→ **Task**
Count the lines in the records below that contain the string "https", and give only the number.

→ **Source data**

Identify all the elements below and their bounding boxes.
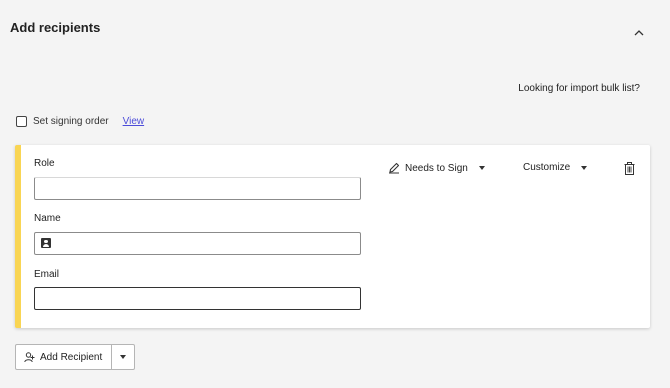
role-field[interactable] <box>34 177 361 200</box>
name-field[interactable] <box>34 232 361 255</box>
person-add-icon <box>24 351 35 362</box>
customize-label: Customize <box>523 162 571 173</box>
caret-down-icon <box>120 355 127 359</box>
caret-down-icon <box>581 165 588 170</box>
add-recipient-button[interactable]: Add Recipient <box>16 345 113 369</box>
chevron-up-icon <box>634 30 644 36</box>
import-bulk-list-link[interactable]: Looking for import bulk list? <box>518 83 640 94</box>
signer-action-dropdown[interactable]: Needs to Sign <box>388 162 485 174</box>
add-recipient-label: Add Recipient <box>40 351 103 363</box>
recipient-card: Role Name Email Needs to Sign Customize <box>15 145 650 328</box>
section-title: Add recipients <box>10 20 101 35</box>
delete-recipient-button[interactable] <box>624 162 635 180</box>
add-recipient-menu-button[interactable] <box>112 345 134 369</box>
signing-order-label: Set signing order <box>33 116 109 127</box>
contact-card-icon <box>41 238 51 248</box>
caret-down-icon <box>478 166 485 170</box>
view-link[interactable]: View <box>123 116 145 127</box>
name-label: Name <box>34 213 61 224</box>
signing-order-row: Set signing order View <box>16 116 144 127</box>
email-label: Email <box>34 269 60 280</box>
customize-dropdown[interactable]: Customize <box>523 162 588 173</box>
signing-order-checkbox[interactable] <box>16 116 27 127</box>
pen-icon <box>389 162 400 174</box>
collapse-button[interactable] <box>630 24 648 42</box>
add-recipient-group: Add Recipient <box>15 344 136 370</box>
signer-action-label: Needs to Sign <box>405 162 468 174</box>
role-label: Role <box>34 158 55 169</box>
email-field[interactable] <box>34 287 361 310</box>
trash-icon <box>624 162 635 175</box>
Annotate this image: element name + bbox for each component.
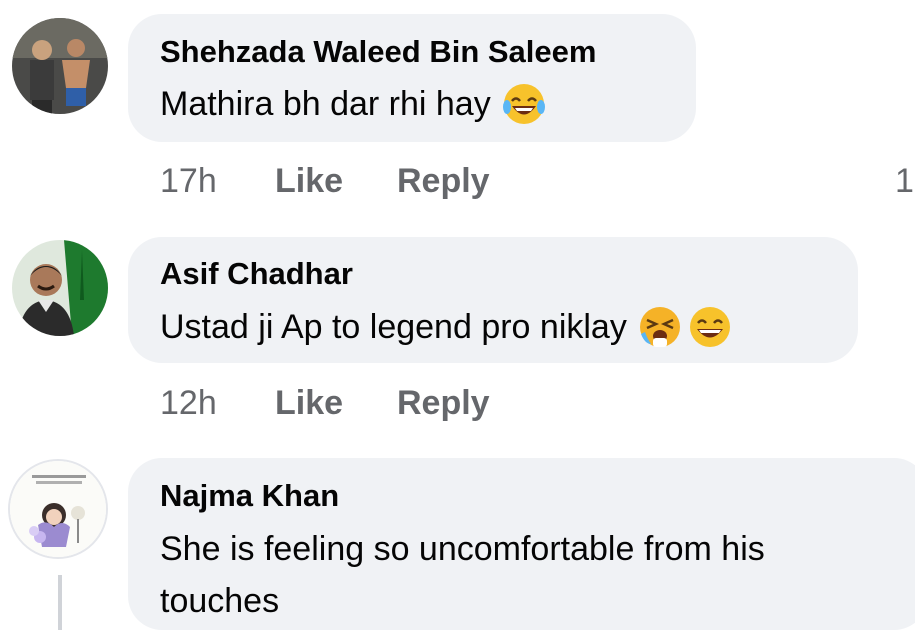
comments-panel: Shehzada Waleed Bin Saleem Mathira bh da…: [0, 0, 915, 630]
comment-text-content: Mathira bh dar rhi hay: [160, 84, 491, 123]
avatar[interactable]: [12, 18, 108, 114]
laughing-tears-emoji-icon: [502, 84, 545, 124]
comment-timestamp[interactable]: 12h: [160, 384, 217, 423]
comment-text: Ustad ji Ap to legend pro niklay: [160, 302, 733, 352]
comment-text-content: Ustad ji Ap to legend pro niklay: [160, 307, 627, 346]
reply-button[interactable]: Reply: [397, 162, 490, 201]
avatar[interactable]: [8, 459, 108, 559]
like-button[interactable]: Like: [275, 162, 343, 201]
comment-timestamp[interactable]: 17h: [160, 162, 217, 201]
grinning-squint-emoji-icon: [689, 307, 730, 347]
reply-thread-line: [58, 575, 62, 630]
crying-laughing-emoji-icon: [639, 307, 680, 347]
avatar[interactable]: [12, 240, 108, 336]
comment-author[interactable]: Najma Khan: [160, 478, 339, 514]
comment-author[interactable]: Asif Chadhar: [160, 256, 353, 292]
comment-text-line: touches: [160, 582, 280, 620]
comment-text: She is feeling so uncomfortable from his…: [160, 523, 765, 627]
comment-author[interactable]: Shehzada Waleed Bin Saleem: [160, 34, 596, 70]
comment-text-line: She is feeling so uncomfortable from his: [160, 530, 765, 568]
comment-actions: 12h Like Reply: [160, 384, 860, 428]
like-button[interactable]: Like: [275, 384, 343, 423]
reply-button[interactable]: Reply: [397, 384, 490, 423]
reaction-count[interactable]: 1: [895, 162, 914, 201]
comment-actions: 17h Like Reply: [160, 162, 900, 206]
comment-text: Mathira bh dar rhi hay: [160, 80, 547, 128]
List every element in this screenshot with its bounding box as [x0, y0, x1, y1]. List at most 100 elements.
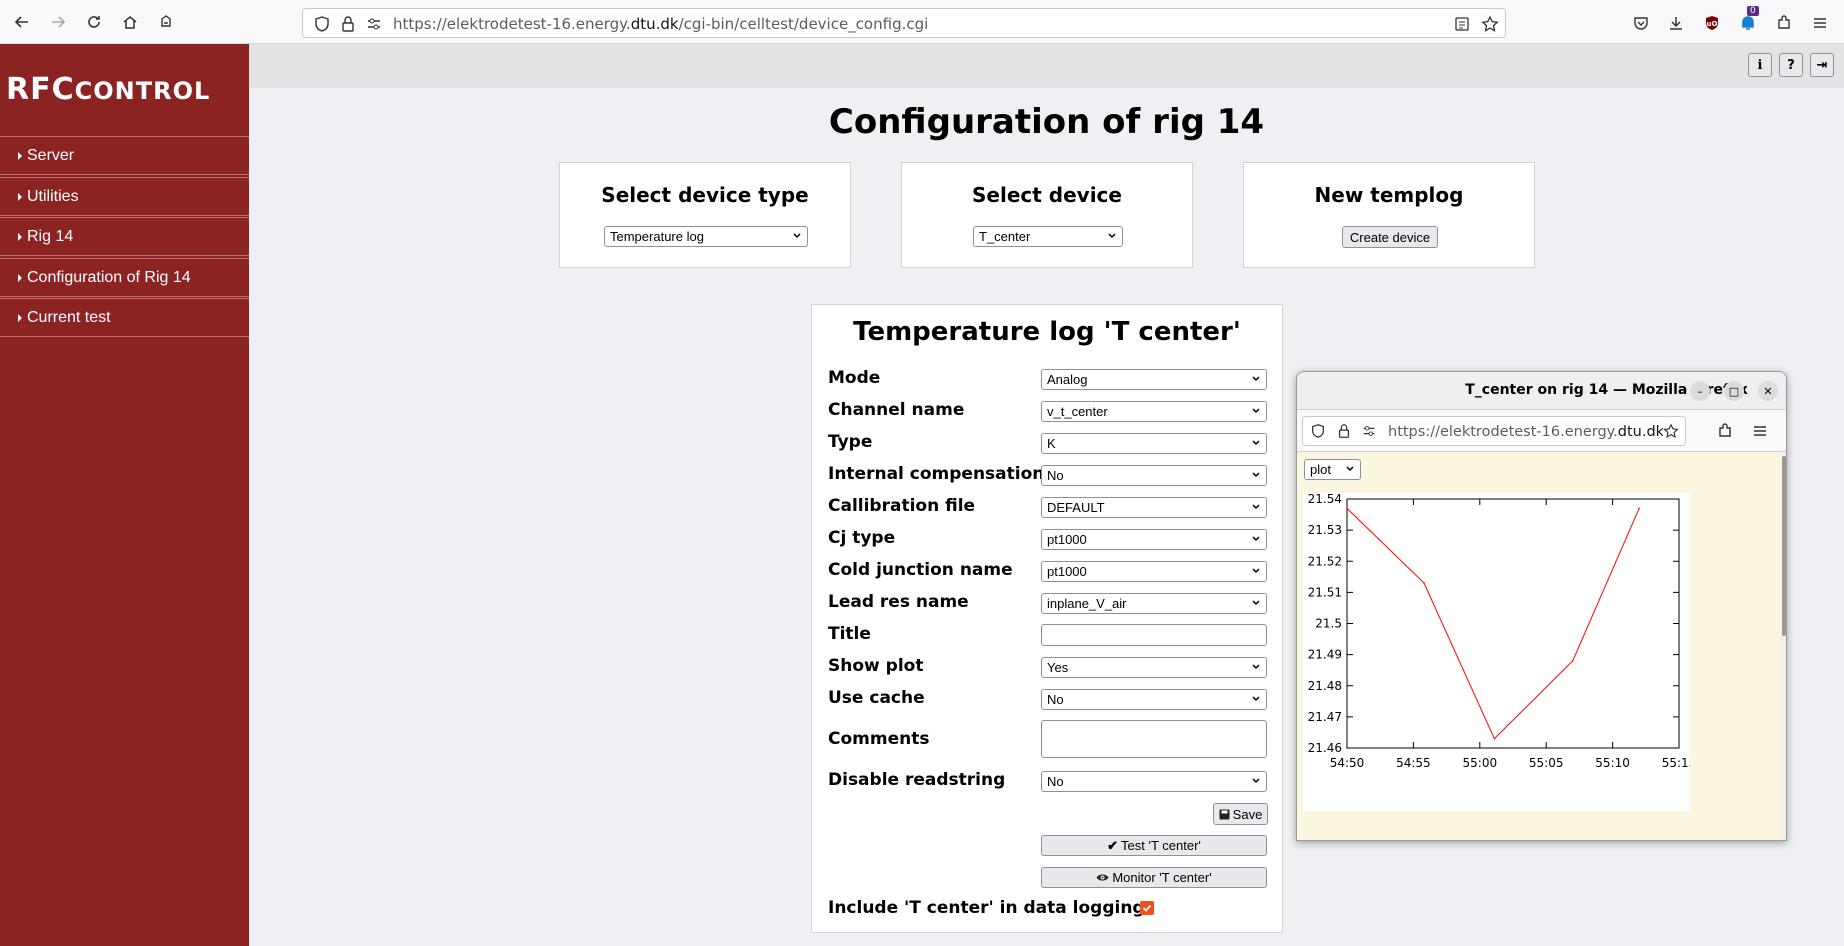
include-logging-checkbox[interactable] — [1140, 901, 1154, 915]
pocket-icon[interactable] — [1630, 12, 1652, 34]
sidebar-item-label: Current test — [27, 308, 111, 326]
bookmark-star-icon[interactable] — [1481, 15, 1499, 33]
url-path: /cgi-bin/celltest/device_config.cgi — [678, 15, 929, 33]
device-card: Select device T_center — [901, 162, 1193, 268]
sidebar-item-configuration[interactable]: Configuration of Rig 14 — [0, 258, 249, 297]
card-title: Select device type — [601, 183, 809, 207]
extensions-puzzle-icon[interactable] — [1773, 12, 1795, 34]
cold-junction-name-select[interactable]: pt1000 — [1041, 561, 1267, 582]
channel-name-select[interactable]: v_t_center — [1041, 401, 1267, 422]
x-tick-label: 55:15 — [1662, 756, 1690, 770]
maximize-icon[interactable]: □ — [1724, 381, 1744, 401]
use-cache-select[interactable]: No — [1041, 689, 1267, 710]
reload-icon[interactable] — [82, 10, 106, 34]
internal-compensation-label: Internal compensation — [828, 464, 1045, 484]
svg-text:uO: uO — [1707, 20, 1718, 28]
sidebar-item-rig[interactable]: Rig 14 — [0, 217, 249, 256]
show-plot-select[interactable]: Yes — [1041, 657, 1267, 678]
popup-url-text: https://elektrodetest-16.energy.dtu.dk/c — [1388, 424, 1677, 440]
view-select[interactable]: plot — [1304, 459, 1361, 480]
permissions-icon[interactable] — [1361, 423, 1377, 439]
select-value: No — [1047, 468, 1064, 483]
data-point — [1346, 507, 1348, 510]
device-select[interactable]: T_center — [973, 226, 1123, 247]
ublock-icon[interactable]: uO — [1701, 12, 1723, 34]
select-value: K — [1047, 436, 1056, 451]
select-value: DEFAULT — [1047, 500, 1105, 515]
rfc-control-logo[interactable]: RFCCONTROL — [6, 72, 210, 107]
menu-icon[interactable] — [1752, 423, 1768, 439]
help-button[interactable]: ? — [1779, 53, 1803, 77]
sidebar-item-current-test[interactable]: Current test — [0, 298, 249, 337]
card-title: Select device — [972, 183, 1122, 207]
y-tick-label: 21.52 — [1308, 554, 1342, 568]
menu-icon[interactable] — [1809, 12, 1831, 34]
notification-extension-icon[interactable]: 0 — [1737, 6, 1759, 34]
sidebar-item-server[interactable]: Server — [0, 136, 249, 175]
y-tick-label: 21.5 — [1315, 617, 1342, 631]
checkmark-icon — [1142, 904, 1152, 912]
temperature-chart: 21.54 21.53 21.52 21.51 21.5 21.49 21.48 21.47 2… — [1308, 492, 1697, 770]
minimize-icon[interactable]: – — [1690, 381, 1710, 401]
permissions-icon[interactable] — [365, 15, 383, 33]
x-tick-label: 55:05 — [1529, 756, 1564, 770]
include-logging-label: Include 'T center' in data logging: — [828, 898, 1152, 918]
url-text[interactable]: https://elektrodetest-16.energy.dtu.dk/c… — [393, 15, 928, 33]
mode-select[interactable]: Analog — [1041, 369, 1267, 390]
cj-type-select[interactable]: pt1000 — [1041, 529, 1267, 550]
chevron-down-icon — [1252, 536, 1260, 542]
chevron-down-icon — [1346, 466, 1354, 472]
comments-textarea[interactable] — [1041, 720, 1267, 758]
x-tick-label: 55:00 — [1463, 756, 1498, 770]
data-point — [1493, 737, 1496, 740]
forward-icon[interactable] — [46, 10, 70, 34]
downloads-icon[interactable] — [1665, 12, 1687, 34]
type-select[interactable]: K — [1041, 433, 1267, 454]
extensions-puzzle-icon[interactable] — [1717, 423, 1733, 439]
caret-right-icon — [18, 151, 22, 160]
y-tick-label: 21.49 — [1308, 648, 1342, 662]
x-tick-label: 54:55 — [1396, 756, 1431, 770]
calibration-file-select[interactable]: DEFAULT — [1041, 497, 1267, 518]
reader-view-icon[interactable] — [1453, 15, 1471, 33]
cj-type-label: Cj type — [828, 528, 896, 548]
test-button[interactable]: ✔ Test 'T center' — [1041, 835, 1267, 856]
shield-icon[interactable] — [1310, 423, 1326, 439]
logout-button[interactable]: ⇥ — [1810, 53, 1834, 77]
type-label: Type — [828, 432, 873, 452]
extension-icon[interactable] — [154, 10, 178, 34]
scrollbar[interactable] — [1781, 452, 1786, 840]
save-button[interactable]: Save — [1213, 803, 1268, 825]
disable-readstring-select[interactable]: No — [1041, 771, 1267, 792]
create-device-button[interactable]: Create device — [1342, 226, 1438, 248]
info-button[interactable]: i — [1748, 53, 1772, 77]
lock-icon[interactable] — [339, 15, 357, 33]
device-type-select[interactable]: Temperature log — [604, 226, 808, 247]
sidebar-item-utilities[interactable]: Utilities — [0, 177, 249, 216]
popup-titlebar[interactable]: T_center on rig 14 — Mozilla Firefox – □… — [1297, 372, 1786, 410]
logo-small-text: CONTROL — [74, 77, 211, 105]
title-input[interactable] — [1041, 624, 1267, 646]
page-title: Configuration of rig 14 — [828, 102, 1265, 142]
popup-url-domain: dtu.dk — [1617, 424, 1665, 440]
back-icon[interactable] — [10, 10, 34, 34]
y-tick-label: 21.47 — [1308, 710, 1342, 724]
address-bar[interactable]: https://elektrodetest-16.energy.dtu.dk/c… — [302, 8, 1506, 38]
popup-url-field[interactable]: https://elektrodetest-16.energy.dtu.dk/c — [1302, 416, 1686, 446]
home-icon[interactable] — [118, 10, 142, 34]
use-cache-label: Use cache — [828, 688, 925, 708]
close-icon[interactable]: ✕ — [1758, 381, 1778, 401]
chevron-down-icon — [1252, 696, 1260, 702]
bookmark-star-icon[interactable] — [1663, 423, 1679, 439]
internal-compensation-select[interactable]: No — [1041, 465, 1267, 486]
temperature-log-form: Temperature log 'T center' Mode Analog C… — [811, 304, 1283, 933]
channel-name-label: Channel name — [828, 400, 965, 420]
monitor-button[interactable]: Monitor 'T center' — [1041, 867, 1267, 888]
lead-res-name-select[interactable]: inplane_V_air — [1041, 593, 1267, 614]
scrollbar-thumb[interactable] — [1782, 456, 1786, 636]
help-icon: ? — [1787, 57, 1795, 73]
new-templog-card: New templog Create device — [1243, 162, 1535, 268]
shield-icon[interactable] — [313, 15, 331, 33]
lock-icon[interactable] — [1336, 423, 1352, 439]
disable-readstring-label: Disable readstring — [828, 770, 1006, 790]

→ **Response**
4